- Problem description
Retype the data below exactly, skipping pictures.

══════

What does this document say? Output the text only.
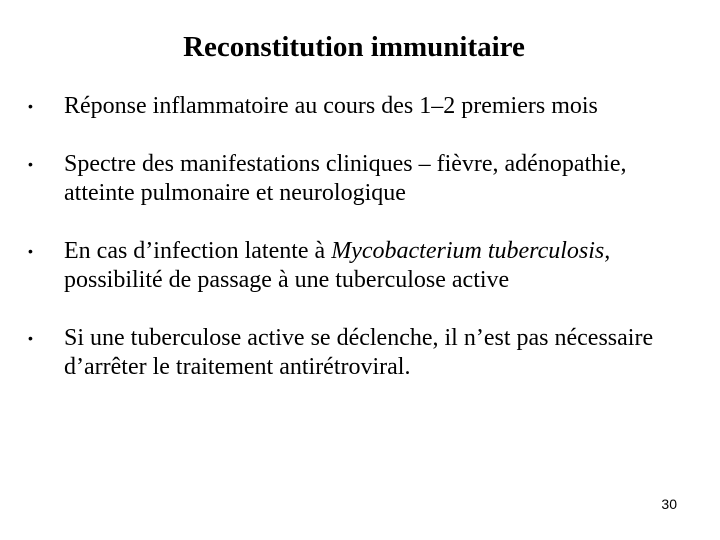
Reconstitution immunitaire
• Réponse inflammatoire au cours des 1–2 premiers mois
• Spectre des manifestations cliniques – fièvre, adénopathie, atteinte pulmonaire et neurologique
• En cas d’infection latente à Mycobacterium tuberculosis, possibilité de passage à une tuberculose active
• Si une tuberculose active se déclenche, il n’est pas nécessaire d’arrêter le traitement antirétroviral.
30
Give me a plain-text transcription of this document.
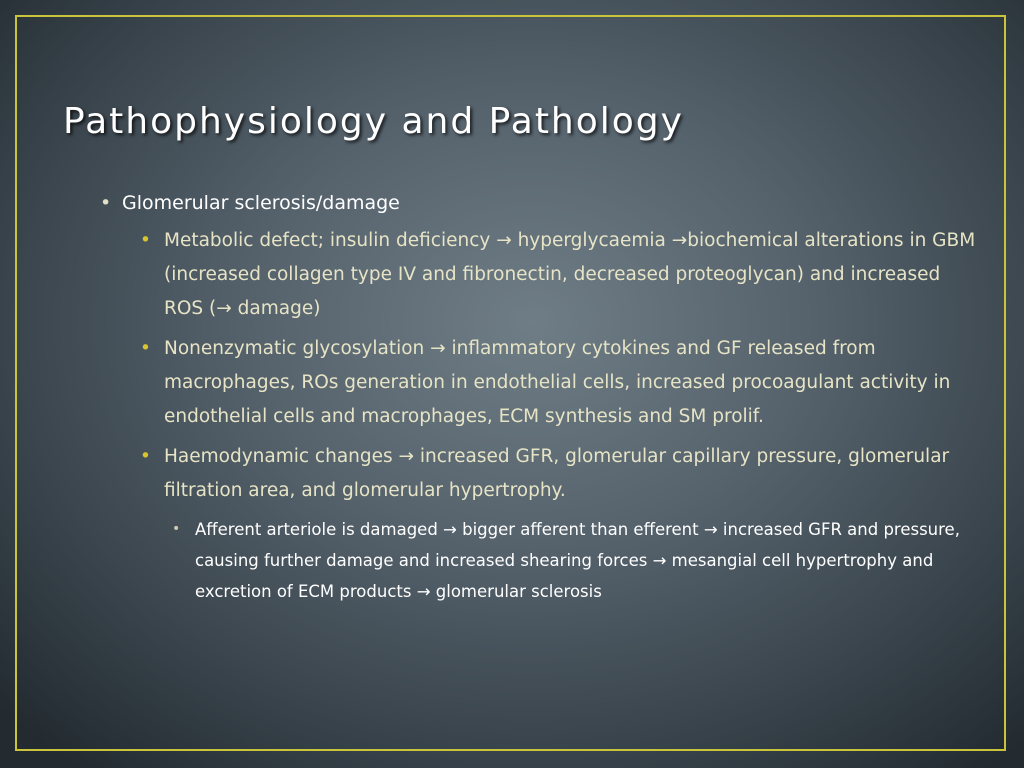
Pathophysiology and Pathology
• Glomerular sclerosis/damage
• Metabolic defect; insulin deficiency → hyperglycaemia →biochemical alterations in GBM (increased collagen type IV and fibronectin, decreased proteoglycan) and increased ROS (→ damage)
• Nonenzymatic glycosylation → inflammatory cytokines and GF released from macrophages, ROs generation in endothelial cells, increased procoagulant activity in endothelial cells and macrophages, ECM synthesis and SM prolif.
• Haemodynamic changes → increased GFR, glomerular capillary pressure, glomerular filtration area, and glomerular hypertrophy.
• Afferent arteriole is damaged → bigger afferent than efferent → increased GFR and pressure, causing further damage and increased shearing forces → mesangial cell hypertrophy and excretion of ECM products → glomerular sclerosis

══════

- Answer for the task
What does this document say? Output the text only.
Reconstitution immunitaire
• Réponse inflammatoire au cours des 1–2 premiers mois
• Spectre des manifestations cliniques – fièvre, adénopathie, atteinte pulmonaire et neurologique
• En cas d’infection latente à Mycobacterium tuberculosis, possibilité de passage à une tuberculose active
• Si une tuberculose active se déclenche, il n’est pas nécessaire d’arrêter le traitement antirétroviral.
30
Give me a plain-text transcription of this document.
Pathophysiology and Pathology
• Glomerular sclerosis/damage
• Metabolic defect; insulin deficiency → hyperglycaemia →biochemical alterations in GBM (increased collagen type IV and fibronectin, decreased proteoglycan) and increased ROS (→ damage)
• Nonenzymatic glycosylation → inflammatory cytokines and GF released from macrophages, ROs generation in endothelial cells, increased procoagulant activity in endothelial cells and macrophages, ECM synthesis and SM prolif.
• Haemodynamic changes → increased GFR, glomerular capillary pressure, glomerular filtration area, and glomerular hypertrophy.
• Afferent arteriole is damaged → bigger afferent than efferent → increased GFR and pressure, causing further damage and increased shearing forces → mesangial cell hypertrophy and excretion of ECM products → glomerular sclerosis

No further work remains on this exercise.